▶ [WRITTEN INSTRUCTION]
Which lines hold the word "github"? Copy each of them.

▶ [RECORDS FOR THE TASK]
** start **
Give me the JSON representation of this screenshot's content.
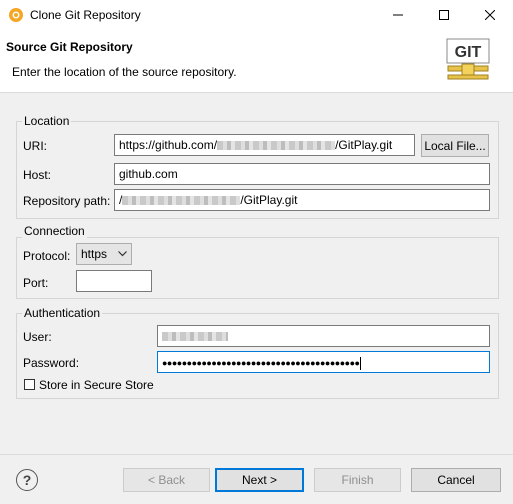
{
  "window": {
    "title": "Clone Git Repository",
    "minimize_icon": "minimize-icon",
    "maximize_icon": "maximize-icon",
    "close_icon": "close-icon"
  },
  "banner": {
    "title": "Source Git Repository",
    "description": "Enter the location of the source repository.",
    "logo_text": "GIT"
  },
  "location": {
    "group_label": "Location",
    "uri_label": "URI:",
    "uri_prefix": "https://github.com/",
    "uri_suffix": "/GitPlay.git",
    "local_file_button": "Local File...",
    "host_label": "Host:",
    "host_value": "github.com",
    "path_label": "Repository path:",
    "path_prefix": "/",
    "path_suffix": "/GitPlay.git"
  },
  "connection": {
    "group_label": "Connection",
    "protocol_label": "Protocol:",
    "protocol_value": "https",
    "port_label": "Port:",
    "port_value": ""
  },
  "authentication": {
    "group_label": "Authentication",
    "user_label": "User:",
    "password_label": "Password:",
    "password_value": "●●●●●●●●●●●●●●●●●●●●●●●●●●●●●●●●●●●●●●●●",
    "store_label": "Store in Secure Store"
  },
  "footer": {
    "help_icon": "help-icon",
    "help_symbol": "?",
    "back": "< Back",
    "next": "Next >",
    "finish": "Finish",
    "cancel": "Cancel"
  },
  "colors": {
    "accent": "#0078d7",
    "background": "#f0f0f0",
    "app_icon": "#f5a623"
  }
}
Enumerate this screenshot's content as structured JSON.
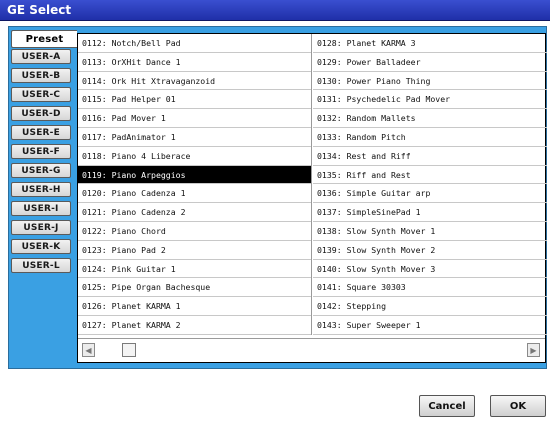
{
  "dialog": {
    "title": "GE Select"
  },
  "tabs": [
    "Preset",
    "USER-A",
    "USER-B",
    "USER-C",
    "USER-D",
    "USER-E",
    "USER-F",
    "USER-G",
    "USER-H",
    "USER-I",
    "USER-J",
    "USER-K",
    "USER-L"
  ],
  "list": {
    "left": [
      "0112: Notch/Bell Pad",
      "0113: OrXHit Dance 1",
      "0114: Ork Hit Xtravaganzoid",
      "0115: Pad Helper 01",
      "0116: Pad Mover 1",
      "0117: PadAnimator 1",
      "0118: Piano 4 Liberace",
      "0119: Piano Arpeggios",
      "0120: Piano Cadenza 1",
      "0121: Piano Cadenza 2",
      "0122: Piano Chord",
      "0123: Piano Pad 2",
      "0124: Pink Guitar 1",
      "0125: Pipe Organ Bachesque",
      "0126: Planet KARMA 1",
      "0127: Planet KARMA 2"
    ],
    "right": [
      "0128: Planet KARMA 3",
      "0129: Power Balladeer",
      "0130: Power Piano Thing",
      "0131: Psychedelic Pad Mover",
      "0132: Random Mallets",
      "0133: Random Pitch",
      "0134: Rest and Riff",
      "0135: Riff and Rest",
      "0136: Simple Guitar arp",
      "0137: SimpleSinePad 1",
      "0138: Slow Synth Mover 1",
      "0139: Slow Synth Mover 2",
      "0140: Slow Synth Mover 3",
      "0141: Square 30303",
      "0142: Stepping",
      "0143: Super Sweeper 1"
    ],
    "selected": "0119: Piano Arpeggios"
  },
  "scroll": {
    "left_icon": "arrow-left-icon",
    "right_icon": "arrow-right-icon",
    "left_glyph": "◀",
    "right_glyph": "▶"
  },
  "buttons": {
    "cancel": "Cancel",
    "ok": "OK"
  }
}
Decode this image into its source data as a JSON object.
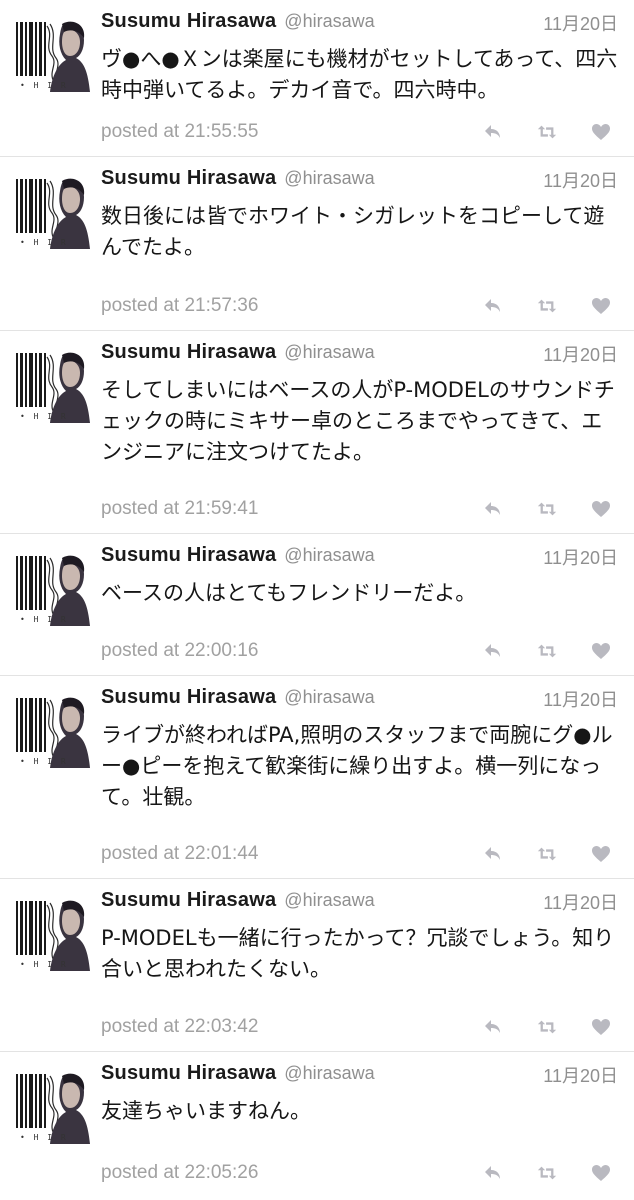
{
  "colors": {
    "accent": "#1b1b1b",
    "muted": "#8f8f8f",
    "icon": "#b9b9c0",
    "divider": "#e3e3e3"
  },
  "icons": {
    "reply": "reply-icon",
    "retweet": "retweet-icon",
    "favorite": "heart-icon"
  },
  "tweets": [
    {
      "name": "Susumu Hirasawa",
      "handle": "@hirasawa",
      "date": "11月20日",
      "text": "ヴ●へ●Ｘンは楽屋にも機材がセットしてあって、四六時中弾いてるよ。デカイ音で。四六時中。",
      "posted": "posted at 21:55:55"
    },
    {
      "name": "Susumu Hirasawa",
      "handle": "@hirasawa",
      "date": "11月20日",
      "text": "数日後には皆でホワイト・シガレットをコピーして遊んでたよ。",
      "posted": "posted at 21:57:36"
    },
    {
      "name": "Susumu Hirasawa",
      "handle": "@hirasawa",
      "date": "11月20日",
      "text": "そしてしまいにはベースの人がP-MODELのサウンドチェックの時にミキサー卓のところまでやってきて、エンジニアに注文つけてたよ。",
      "posted": "posted at 21:59:41"
    },
    {
      "name": "Susumu Hirasawa",
      "handle": "@hirasawa",
      "date": "11月20日",
      "text": "ベースの人はとてもフレンドリーだよ。",
      "posted": "posted at 22:00:16"
    },
    {
      "name": "Susumu Hirasawa",
      "handle": "@hirasawa",
      "date": "11月20日",
      "text": "ライブが終わればPA,照明のスタッフまで両腕にグ●ルー●ピーを抱えて歓楽街に繰り出すよ。横一列になって。壮観。",
      "posted": "posted at 22:01:44"
    },
    {
      "name": "Susumu Hirasawa",
      "handle": "@hirasawa",
      "date": "11月20日",
      "text": "P-MODELも一緒に行ったかって？冗談でしょう。知り合いと思われたくない。",
      "posted": "posted at 22:03:42"
    },
    {
      "name": "Susumu Hirasawa",
      "handle": "@hirasawa",
      "date": "11月20日",
      "text": "友達ちゃいますねん。",
      "posted": "posted at 22:05:26"
    }
  ]
}
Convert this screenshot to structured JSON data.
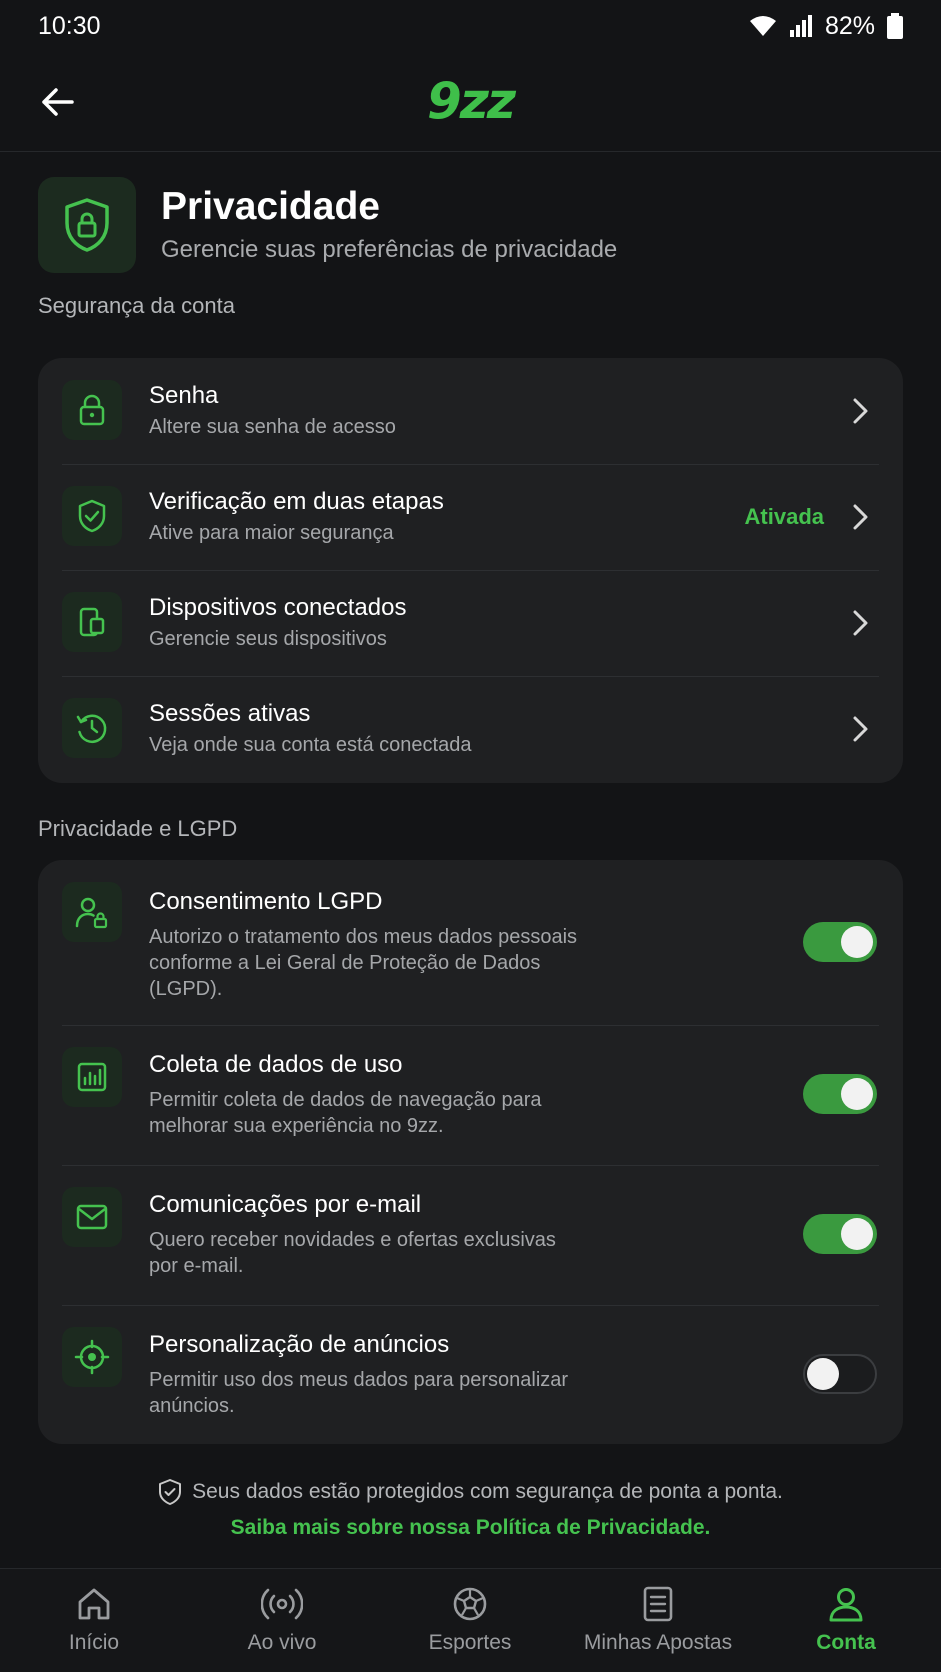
{
  "status_bar": {
    "time": "10:30",
    "battery": "82%",
    "icons": [
      "wifi-icon",
      "signal-icon",
      "battery-icon"
    ]
  },
  "header": {
    "logo": "9zz",
    "back_icon": "arrow-left-icon"
  },
  "hero": {
    "title": "Privacidade",
    "subtitle": "Gerencie suas preferências de privacidade",
    "icon": "shield-lock-icon"
  },
  "sections": {
    "security": {
      "title": "Segurança da conta",
      "items": [
        {
          "title": "Senha",
          "subtitle": "Altere sua senha de acesso",
          "icon": "lock-icon"
        },
        {
          "title": "Verificação em duas etapas",
          "subtitle": "Ative para maior segurança",
          "icon": "shield-check-icon",
          "status": "Ativada"
        },
        {
          "title": "Dispositivos conectados",
          "subtitle": "Gerencie seus dispositivos",
          "icon": "devices-icon"
        },
        {
          "title": "Sessões ativas",
          "subtitle": "Veja onde sua conta está conectada",
          "icon": "history-icon"
        }
      ]
    },
    "privacy": {
      "title": "Privacidade e LGPD",
      "items": [
        {
          "title": "Consentimento LGPD",
          "subtitle": "Autorizo o tratamento dos meus dados pessoais conforme a Lei Geral de Proteção de Dados (LGPD).",
          "icon": "user-lock-icon",
          "enabled": true
        },
        {
          "title": "Coleta de dados de uso",
          "subtitle": "Permitir coleta de dados de navegação para melhorar sua experiência no 9zz.",
          "icon": "bar-chart-icon",
          "enabled": true
        },
        {
          "title": "Comunicações por e-mail",
          "subtitle": "Quero receber novidades e ofertas exclusivas por e-mail.",
          "icon": "mail-icon",
          "enabled": true
        },
        {
          "title": "Personalização de anúncios",
          "subtitle": "Permitir uso dos meus dados para personalizar anúncios.",
          "icon": "target-icon",
          "enabled": false
        }
      ]
    }
  },
  "footer": {
    "note": "Seus dados estão protegidos com segurança de ponta a ponta.",
    "link": "Saiba mais sobre nossa Política de Privacidade."
  },
  "bottom_nav": {
    "items": [
      {
        "label": "Início",
        "icon": "home-icon"
      },
      {
        "label": "Ao vivo",
        "icon": "live-icon"
      },
      {
        "label": "Esportes",
        "icon": "ball-icon"
      },
      {
        "label": "Minhas Apostas",
        "icon": "ticket-icon"
      },
      {
        "label": "Conta",
        "icon": "user-icon",
        "active": true
      }
    ]
  },
  "colors": {
    "accent": "#45c24f",
    "background": "#131416",
    "card": "#1f2022"
  }
}
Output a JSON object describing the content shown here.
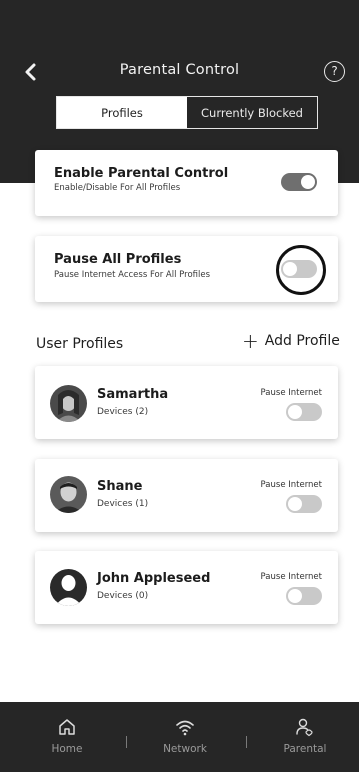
{
  "header": {
    "title": "Parental Control",
    "back_icon": "chevron-left-icon",
    "help_icon": "question-circle-icon",
    "help_glyph": "?"
  },
  "tabs": [
    {
      "label": "Profiles",
      "active": true
    },
    {
      "label": "Currently Blocked",
      "active": false
    }
  ],
  "enable_card": {
    "title": "Enable Parental Control",
    "subtitle": "Enable/Disable For All Profiles",
    "toggle_state": "on"
  },
  "pause_card": {
    "title": "Pause All Profiles",
    "subtitle": "Pause Internet Access For All Profiles",
    "toggle_state": "off"
  },
  "user_profiles": {
    "section_title": "User Profiles",
    "add_label": "Add Profile",
    "add_glyph": "+",
    "profiles": [
      {
        "name": "Samartha",
        "devices": "Devices (2)",
        "pause_label": "Pause Internet",
        "toggle_state": "off"
      },
      {
        "name": "Shane",
        "devices": "Devices (1)",
        "pause_label": "Pause Internet",
        "toggle_state": "off"
      },
      {
        "name": "John Appleseed",
        "devices": "Devices (0)",
        "pause_label": "Pause Internet",
        "toggle_state": "off"
      }
    ]
  },
  "bottom_nav": [
    {
      "label": "Home",
      "icon": "home-icon"
    },
    {
      "label": "Network",
      "icon": "wifi-icon"
    },
    {
      "label": "Parental",
      "icon": "parental-user-icon"
    }
  ],
  "colors": {
    "header_bg": "#262626",
    "toggle_on": "#6f6f6f",
    "toggle_off": "#c9c9c9",
    "nav_text": "#9a9a9a"
  }
}
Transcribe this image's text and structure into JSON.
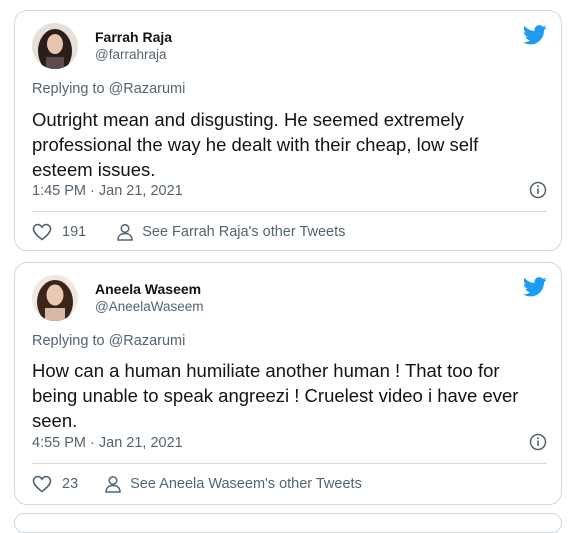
{
  "tweets": [
    {
      "name": "Farrah Raja",
      "handle": "@farrahraja",
      "replying": "Replying to @Razarumi",
      "body": "Outright mean and disgusting. He seemed extremely\nprofessional the way he dealt with their cheap, low self\nesteem issues.",
      "time": "1:45 PM · Jan 21, 2021",
      "likes": "191",
      "other": "See Farrah Raja's other Tweets"
    },
    {
      "name": "Aneela Waseem",
      "handle": "@AneelaWaseem",
      "replying": "Replying to @Razarumi",
      "body": "How can a human humiliate another human ! That too for\nbeing unable to speak angreezi !  Cruelest video i have ever\nseen.",
      "time": "4:55 PM · Jan 21, 2021",
      "likes": "23",
      "other": "See Aneela Waseem's other Tweets"
    }
  ],
  "icons": {
    "brand": "twitter-bird-icon",
    "info": "info-icon",
    "like": "heart-icon",
    "profile": "person-icon"
  },
  "colors": {
    "twitter_blue": "#1d9bf0",
    "secondary_text": "#536471",
    "border": "#cfd9de"
  }
}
** end **
▶ [RESPONSE TO THE TASK]
    "uri_prefix": "https://github.com/",
    "host_value": "github.com",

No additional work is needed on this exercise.